Challenge:
Reproduce all the entries precisely.

Entries supplied:
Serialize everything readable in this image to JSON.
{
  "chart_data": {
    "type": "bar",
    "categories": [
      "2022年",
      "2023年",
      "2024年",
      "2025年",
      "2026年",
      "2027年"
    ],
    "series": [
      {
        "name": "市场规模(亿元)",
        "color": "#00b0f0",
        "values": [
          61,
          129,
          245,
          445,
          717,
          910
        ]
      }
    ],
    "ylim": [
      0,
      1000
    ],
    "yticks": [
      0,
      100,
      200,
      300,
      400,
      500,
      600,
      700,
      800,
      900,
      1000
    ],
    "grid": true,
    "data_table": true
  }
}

Task output:
Serialize everything readable in this image to JSON.
{
  "chart_data": {
    "type": "bar",
    "categories": [
      "2022年",
      "2023年",
      "2024年",
      "2025年",
      "2026年",
      "2027年"
    ],
    "series": [
      {
        "name": "市场规模(亿元)",
        "color": "#00b0f0",
        "values": [
          61,
          129,
          245,
          445,
          717,
          910
        ]
      }
    ],
    "ylim": [
      0,
      1000
    ],
    "yticks": [
      0,
      100,
      200,
      300,
      400,
      500,
      600,
      700,
      800,
      900,
      1000
    ],
    "grid": true,
    "data_table": true
  }
}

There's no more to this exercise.